What you will do >>
Listed below are entries; give the number of lines among them that include "margarina", and only that number.

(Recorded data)

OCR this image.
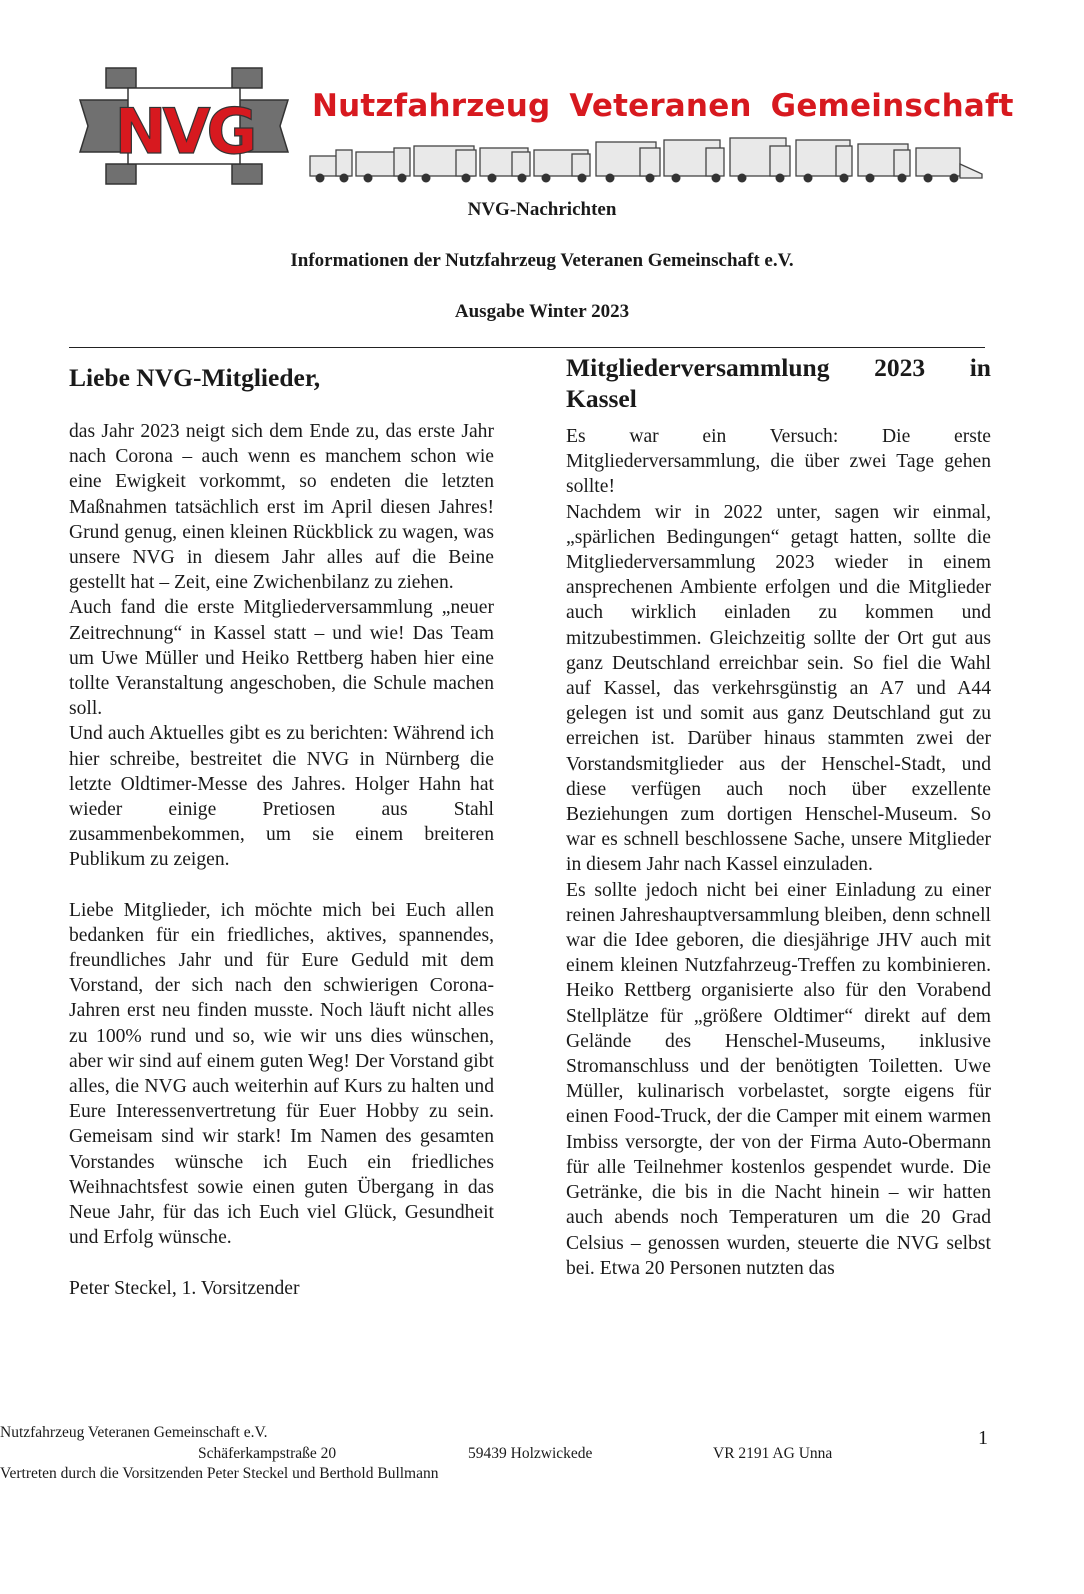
NVG Nutzfahrzeug Veteranen Gemeinschaft
NVG-Nachrichten
Informationen der Nutzfahrzeug Veteranen Gemeinschaft e.V.
Ausgabe Winter 2023
Liebe NVG-Mitglieder,

das Jahr 2023 neigt sich dem Ende zu, das erste Jahr nach Corona – auch wenn es manchem schon wie eine Ewigkeit vorkommt, so endeten die letzten Maßnahmen tatsächlich erst im April diesen Jahres! Grund genug, einen kleinen Rückblick zu wagen, was unsere NVG in diesem Jahr alles auf die Beine gestellt hat – Zeit, eine Zwichenbilanz zu ziehen.

Auch fand die erste Mitgliederversammlung „neuer Zeitrechnung“ in Kassel statt – und wie! Das Team um Uwe Müller und Heiko Rettberg haben hier eine tollte Veranstaltung angeschoben, die Schule machen soll.

Und auch Aktuelles gibt es zu berichten: Während ich hier schreibe, bestreitet die NVG in Nürnberg die letzte Oldtimer-Messe des Jahres. Holger Hahn hat wieder einige Pretiosen aus Stahl zusammenbekommen, um sie einem breiteren Publikum zu zeigen.

Liebe Mitglieder, ich möchte mich bei Euch allen bedanken für ein friedliches, aktives, spannendes, freundliches Jahr und für Eure Geduld mit dem Vorstand, der sich nach den schwierigen Corona-Jahren erst neu finden musste. Noch läuft nicht alles zu 100% rund und so, wie wir uns dies wünschen, aber wir sind auf einem guten Weg! Der Vorstand gibt alles, die NVG auch weiterhin auf Kurs zu halten und Eure Interessenvertretung für Euer Hobby zu sein. Gemeisam sind wir stark! Im Namen des gesamten Vorstandes wünsche ich Euch ein friedliches Weihnachtsfest sowie einen guten Übergang in das Neue Jahr, für das ich Euch viel Glück, Gesundheit und Erfolg wünsche.

Peter Steckel, 1. Vorsitzender

Mitgliederversammlung 2023 in
Kassel

Es war ein Versuch: Die erste Mitgliederversammlung, die über zwei Tage gehen sollte!

Nachdem wir in 2022 unter, sagen wir einmal, „spärlichen Bedingungen“ getagt hatten, sollte die Mitgliederversammlung 2023 wieder in einem ansprechenen Ambiente erfolgen und die Mitglieder auch wirklich einladen zu kommen und mitzubestimmen. Gleichzeitig sollte der Ort gut aus ganz Deutschland erreichbar sein. So fiel die Wahl auf Kassel, das verkehrsgünstig an A7 und A44 gelegen ist und somit aus ganz Deutschland gut zu erreichen ist. Darüber hinaus stammten zwei der Vorstandsmitglieder aus der Henschel-Stadt, und diese verfügen auch noch über exzellente Beziehungen zum dortigen Henschel-Museum. So war es schnell beschlossene Sache, unsere Mitglieder in diesem Jahr nach Kassel einzuladen.

Es sollte jedoch nicht bei einer Einladung zu einer reinen Jahreshauptversammlung bleiben, denn schnell war die Idee geboren, die diesjährige JHV auch mit einem kleinen Nutzfahrzeug-Treffen zu kombinieren. Heiko Rettberg organisierte also für den Vorabend Stellplätze für „größere Oldtimer“ direkt auf dem Gelände des Henschel-Museums, inklusive Stromanschluss und der benötigten Toiletten. Uwe Müller, kulinarisch vorbelastet, sorgte eigens für einen Food-Truck, der die Camper mit einem warmen Imbiss versorgte, der von der Firma Auto-Obermann für alle Teilnehmer kostenlos gespendet wurde. Die Getränke, die bis in die Nacht hinein – wir hatten auch abends noch Temperaturen um die 20 Grad Celsius – genossen wurden, steuerte die NVG selbst bei. Etwa 20 Personen nutzten das

Nutzfahrzeug Veteranen Gemeinschaft e.V.
Schäferkampstraße 20	59439 Holzwickede	VR 2191 AG Unna
Vertreten durch die Vorsitzenden Peter Steckel und Berthold Bullmann
1
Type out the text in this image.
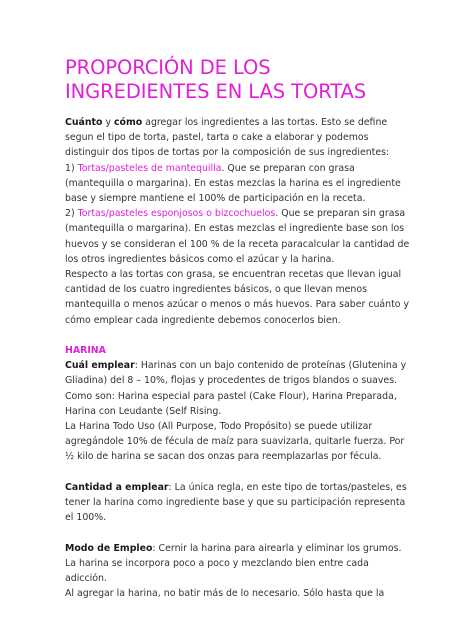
PROPORCIÓN DE LOS
INGREDIENTES EN LAS TORTAS
Cuánto y cómo agregar los ingredientes a las tortas. Esto se define
segun el tipo de torta, pastel, tarta o cake a elaborar y podemos
distinguir dos tipos de tortas por la composición de sus ingredientes:
1) Tortas/pasteles de mantequilla. Que se preparan con grasa
(mantequilla o margarina). En estas mezclas la harina es el ingrediente
base y siempre mantiene el 100% de participación en la receta.
2) Tortas/pasteles esponjosos o bizcochuelos. Que se preparan sin grasa
(mantequilla o margarina). En estas mezclas el ingrediente base son los
huevos y se consideran el 100 % de la receta paracalcular la cantidad de
los otros ingredientes básicos como el azúcar y la harina.
Respecto a las tortas con grasa, se encuentran recetas que llevan igual
cantidad de los cuatro ingredientes básicos, o que llevan menos
mantequilla o menos azúcar o menos o más huevos. Para saber cuánto y
cómo emplear cada ingrediente debemos conocerlos bien.
HARINA
Cuál emplear: Harinas con un bajo contenido de proteínas (Glutenina y
Gliadina) del 8 – 10%, flojas y procedentes de trigos blandos o suaves.
Como son: Harina especial para pastel (Cake Flour), Harina Preparada,
Harina con Leudante (Self Rising.
La Harina Todo Uso (All Purpose, Todo Propósito) se puede utilizar
agregándole 10% de fécula de maíz para suavizarla, quitarle fuerza. Por
½ kilo de harina se sacan dos onzas para reemplazarlas por fécula.
Cantidad a emplear: La única regla, en este tipo de tortas/pasteles, es
tener la harina como ingrediente base y que su participación representa
el 100%.
Modo de Empleo: Cernir la harina para airearla y eliminar los grumos.
La harina se incorpora poco a poco y mezclando bien entre cada
adicción.
Al agregar la harina, no batir más de lo necesario. Sólo hasta que la
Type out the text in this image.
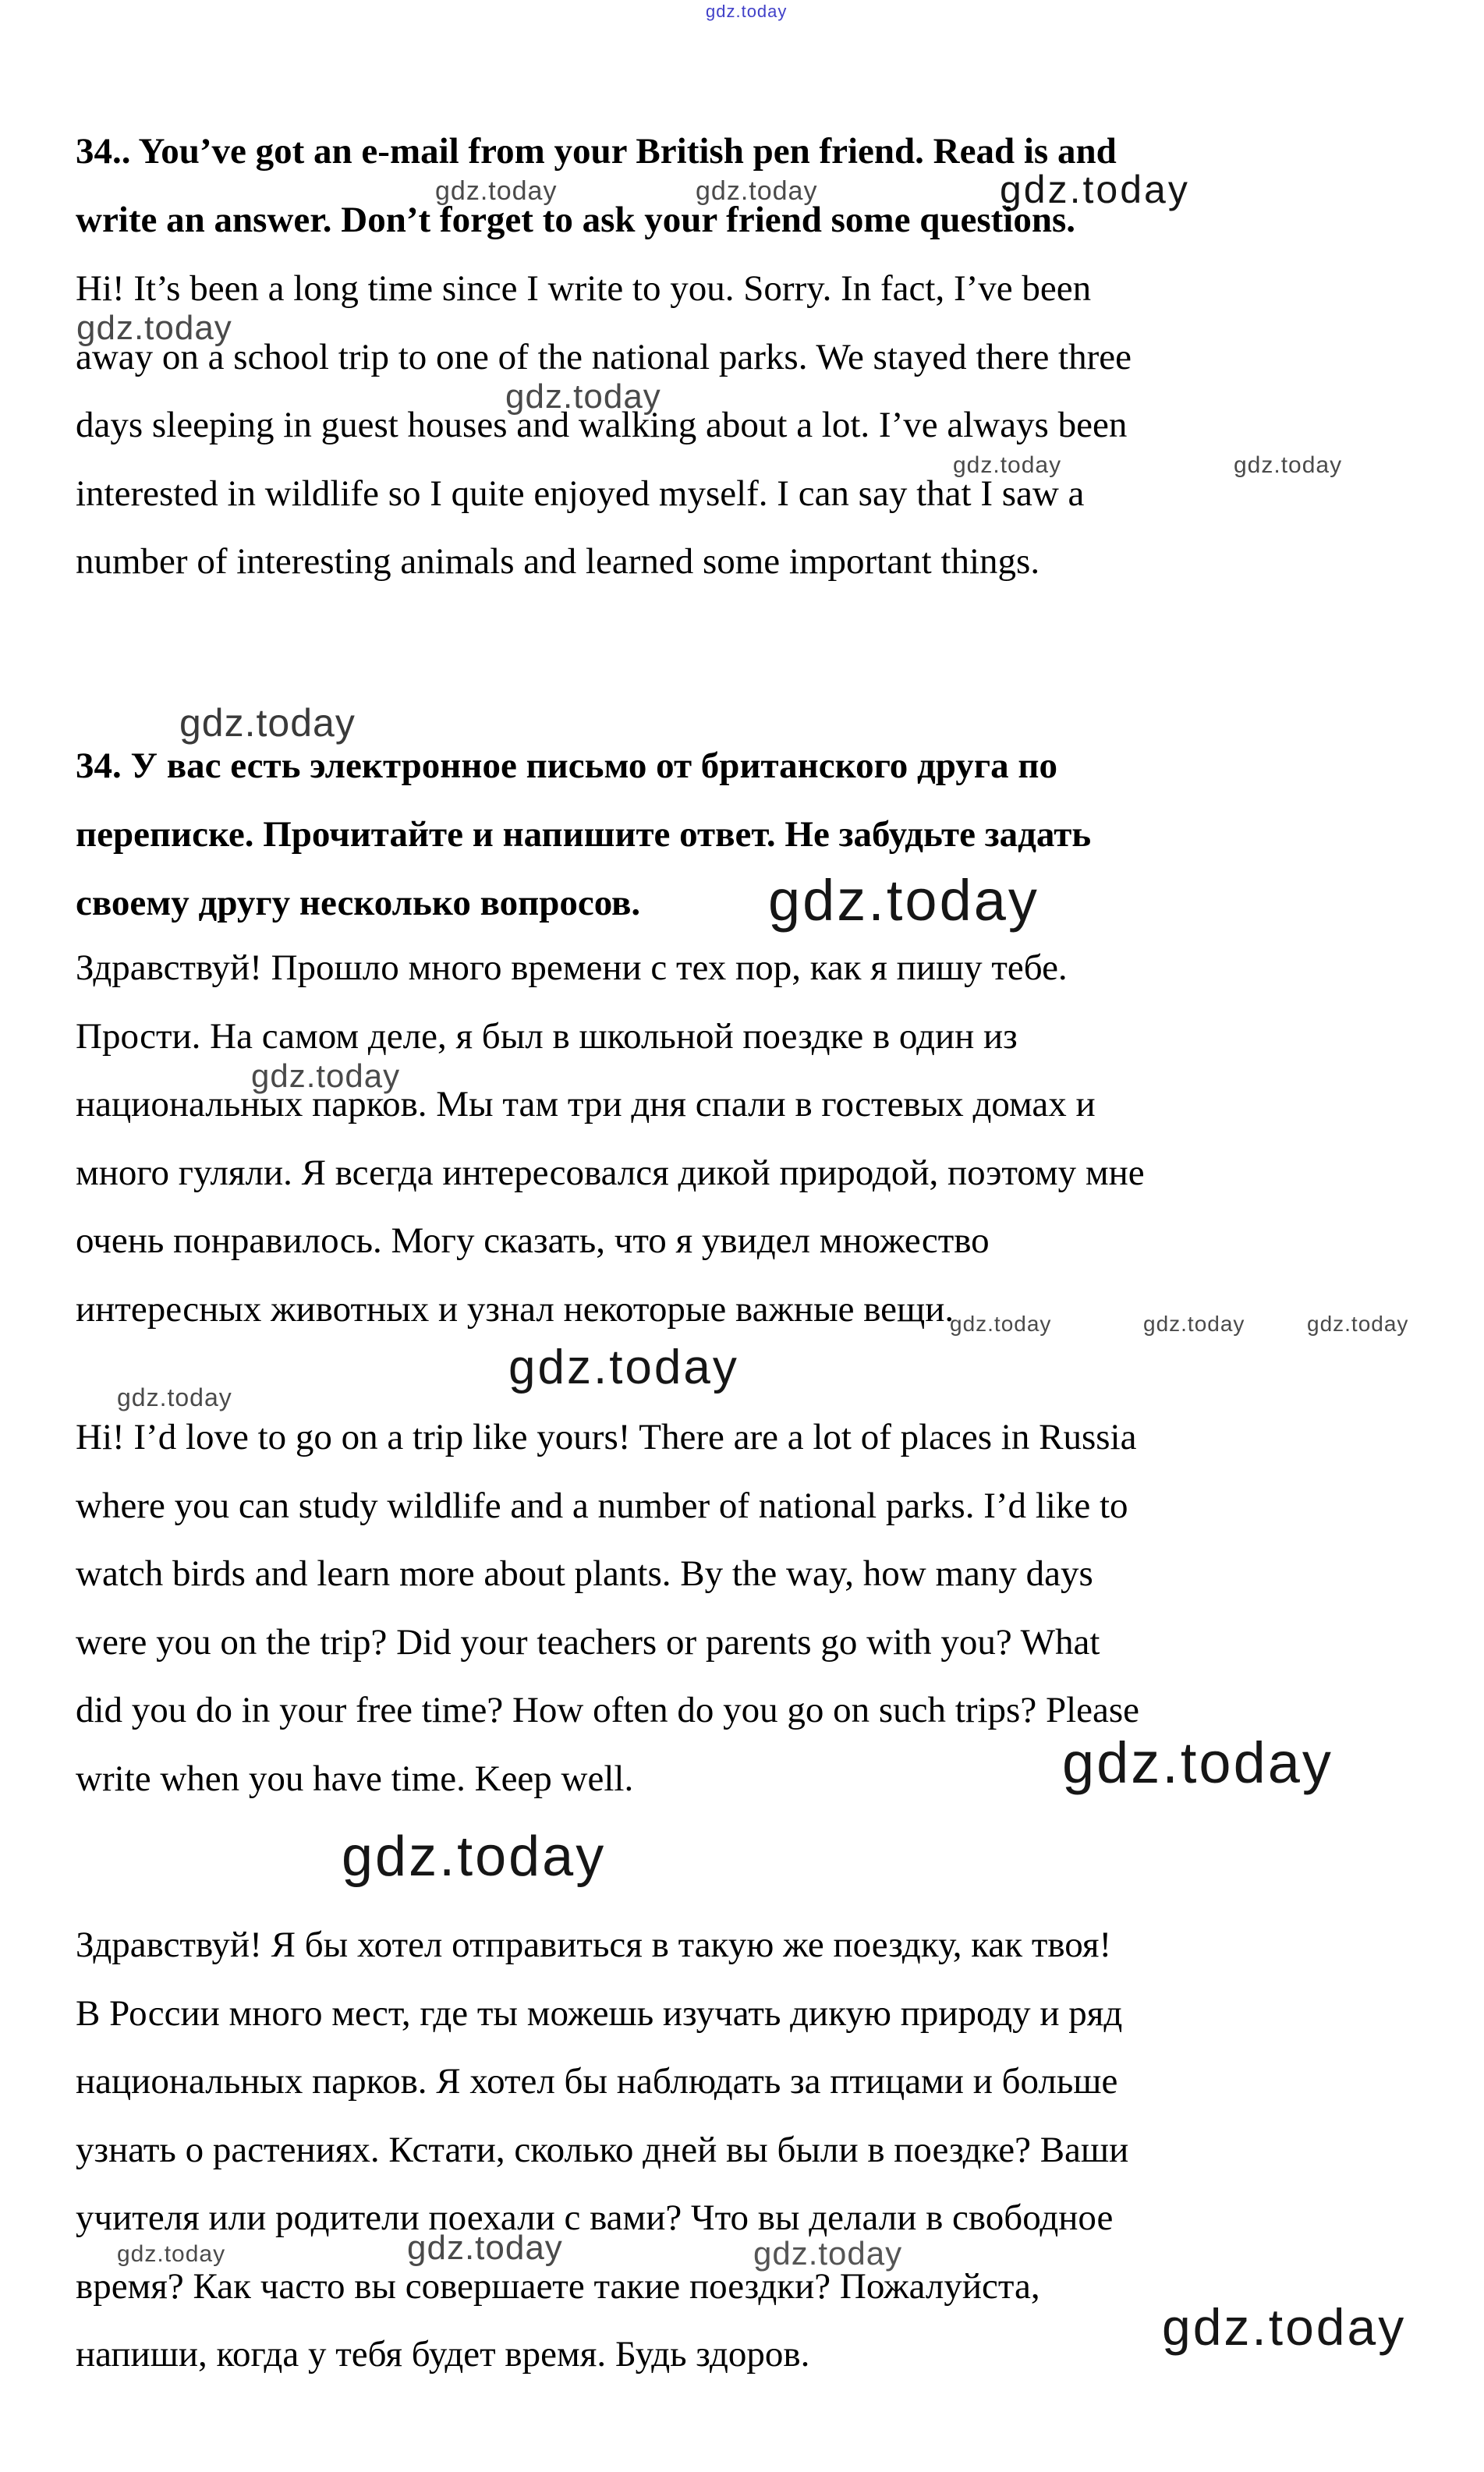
gdz.today
gdz.today	gdz.today	gdz.today
gdz.today
gdz.today
gdz.today	gdz.today
gdz.today
gdz.today
gdz.today
gdz.today	gdz.today	gdz.today
gdz.today
gdz.today
gdz.today
gdz.today
gdz.today	gdz.today	gdz.today
gdz.today
34.. You’ve got an e-mail from your British pen friend. Read is and
write an answer. Don’t forget to ask your friend some questions.
Hi! It’s been a long time since I write to you. Sorry. In fact, I’ve been
away on a school trip to one of the national parks. We stayed there three
days sleeping in guest houses and walking about a lot. I’ve always been
interested in wildlife so I quite enjoyed myself. I can say that I saw a
number of interesting animals and learned some important things.
34. У вас есть электронное письмо от британского друга по
переписке. Прочитайте и напишите ответ. Не забудьте задать
своему другу несколько вопросов.
Здравствуй! Прошло много времени с тех пор, как я пишу тебе.
Прости. На самом деле, я был в школьной поездке в один из
национальных парков. Мы там три дня спали в гостевых домах и
много гуляли. Я всегда интересовался дикой природой, поэтому мне
очень понравилось. Могу сказать, что я увидел множество
интересных животных и узнал некоторые важные вещи.
Hi! I’d love to go on a trip like yours! There are a lot of places in Russia
where you can study wildlife and a number of national parks. I’d like to
watch birds and learn more about plants. By the way, how many days
were you on the trip? Did your teachers or parents go with you? What
did you do in your free time? How often do you go on such trips? Please
write when you have time. Keep well.
Здравствуй! Я бы хотел отправиться в такую же поездку, как твоя!
В России много мест, где ты можешь изучать дикую природу и ряд
национальных парков. Я хотел бы наблюдать за птицами и больше
узнать о растениях. Кстати, сколько дней вы были в поездке? Ваши
учителя или родители поехали с вами? Что вы делали в свободное
время? Как часто вы совершаете такие поездки? Пожалуйста,
напиши, когда у тебя будет время. Будь здоров.
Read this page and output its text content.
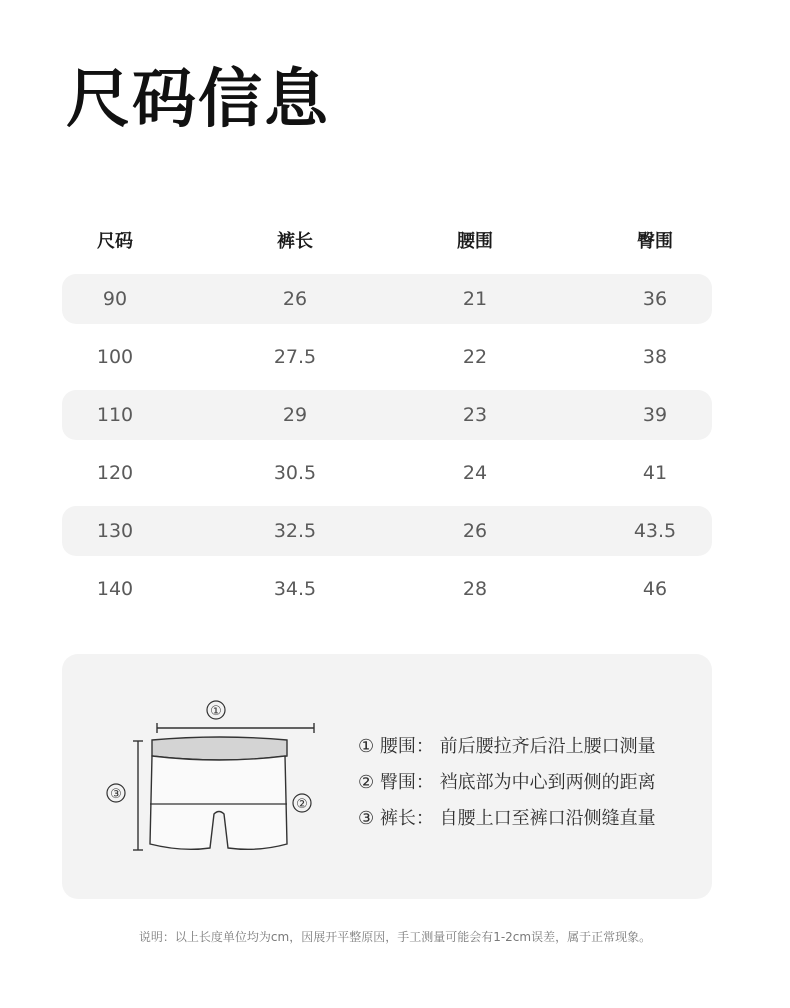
尺码信息
尺码	裤长	腰围	臀围
90	26	21	36
100	27.5	22	38
110	29	23	39
120	30.5	24	41
130	32.5	26	43.5
140	34.5	28	46
①
③
②
① 腰围： 前后腰拉齐后沿上腰口测量
② 臀围： 裆底部为中心到两侧的距离
③ 裤长： 自腰上口至裤口沿侧缝直量
说明：以上长度单位均为cm，因展开平整原因，手工测量可能会有1-2cm误差，属于正常现象。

Solution for this exercise >>
2